Exercise objective. Provide the records once more, identical to the original.

Data for processing.
········

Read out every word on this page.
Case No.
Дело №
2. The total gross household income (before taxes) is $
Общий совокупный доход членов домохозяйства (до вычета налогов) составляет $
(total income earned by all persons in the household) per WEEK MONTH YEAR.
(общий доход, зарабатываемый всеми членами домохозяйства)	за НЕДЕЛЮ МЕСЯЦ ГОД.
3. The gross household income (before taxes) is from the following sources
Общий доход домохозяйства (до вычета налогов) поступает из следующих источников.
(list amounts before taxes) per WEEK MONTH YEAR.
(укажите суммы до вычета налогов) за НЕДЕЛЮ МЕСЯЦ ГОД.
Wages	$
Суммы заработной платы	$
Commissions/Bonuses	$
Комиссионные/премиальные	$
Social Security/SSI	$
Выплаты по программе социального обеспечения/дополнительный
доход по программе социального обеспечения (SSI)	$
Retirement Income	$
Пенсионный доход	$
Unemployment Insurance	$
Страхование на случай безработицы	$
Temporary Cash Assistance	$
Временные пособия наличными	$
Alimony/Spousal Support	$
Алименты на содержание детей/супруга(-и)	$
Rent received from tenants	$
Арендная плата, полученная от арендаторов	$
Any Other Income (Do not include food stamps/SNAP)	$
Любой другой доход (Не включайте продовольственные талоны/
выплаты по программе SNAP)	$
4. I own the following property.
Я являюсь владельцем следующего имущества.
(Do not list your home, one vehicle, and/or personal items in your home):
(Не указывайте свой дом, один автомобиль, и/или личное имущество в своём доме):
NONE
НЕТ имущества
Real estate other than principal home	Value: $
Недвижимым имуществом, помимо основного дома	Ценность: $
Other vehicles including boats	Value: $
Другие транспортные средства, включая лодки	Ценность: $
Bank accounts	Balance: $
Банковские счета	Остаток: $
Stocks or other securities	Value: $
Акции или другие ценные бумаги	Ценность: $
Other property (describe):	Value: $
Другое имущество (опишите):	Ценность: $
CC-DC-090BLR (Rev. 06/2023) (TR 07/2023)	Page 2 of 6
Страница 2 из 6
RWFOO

········

The response.
Read out every word on this page.
Case No.
Дело №
2. The total gross household income (before taxes) is $
Общий совокупный доход членов домохозяйства (до вычета налогов) составляет $
(total income earned by all persons in the household) per WEEK MONTH YEAR.
(общий доход, зарабатываемый всеми членами домохозяйства)	за НЕДЕЛЮ МЕСЯЦ ГОД.
3. The gross household income (before taxes) is from the following sources
Общий доход домохозяйства (до вычета налогов) поступает из следующих источников.
(list amounts before taxes) per WEEK MONTH YEAR.
(укажите суммы до вычета налогов) за НЕДЕЛЮ МЕСЯЦ ГОД.
Wages	$
Суммы заработной платы	$
Commissions/Bonuses	$
Комиссионные/премиальные	$
Social Security/SSI	$
Выплаты по программе социального обеспечения/дополнительный
доход по программе социального обеспечения (SSI)	$
Retirement Income	$
Пенсионный доход	$
Unemployment Insurance	$
Страхование на случай безработицы	$
Temporary Cash Assistance	$
Временные пособия наличными	$
Alimony/Spousal Support	$
Алименты на содержание детей/супруга(-и)	$
Rent received from tenants	$
Арендная плата, полученная от арендаторов	$
Any Other Income (Do not include food stamps/SNAP)	$
Любой другой доход (Не включайте продовольственные талоны/
выплаты по программе SNAP)	$
4. I own the following property.
Я являюсь владельцем следующего имущества.
(Do not list your home, one vehicle, and/or personal items in your home):
(Не указывайте свой дом, один автомобиль, и/или личное имущество в своём доме):
NONE
НЕТ имущества
Real estate other than principal home	Value: $
Недвижимым имуществом, помимо основного дома	Ценность: $
Other vehicles including boats	Value: $
Другие транспортные средства, включая лодки	Ценность: $
Bank accounts	Balance: $
Банковские счета	Остаток: $
Stocks or other securities	Value: $
Акции или другие ценные бумаги	Ценность: $
Other property (describe):	Value: $
Другое имущество (опишите):	Ценность: $
CC-DC-090BLR (Rev. 06/2023) (TR 07/2023)	Page 2 of 6
Страница 2 из 6
RWFOO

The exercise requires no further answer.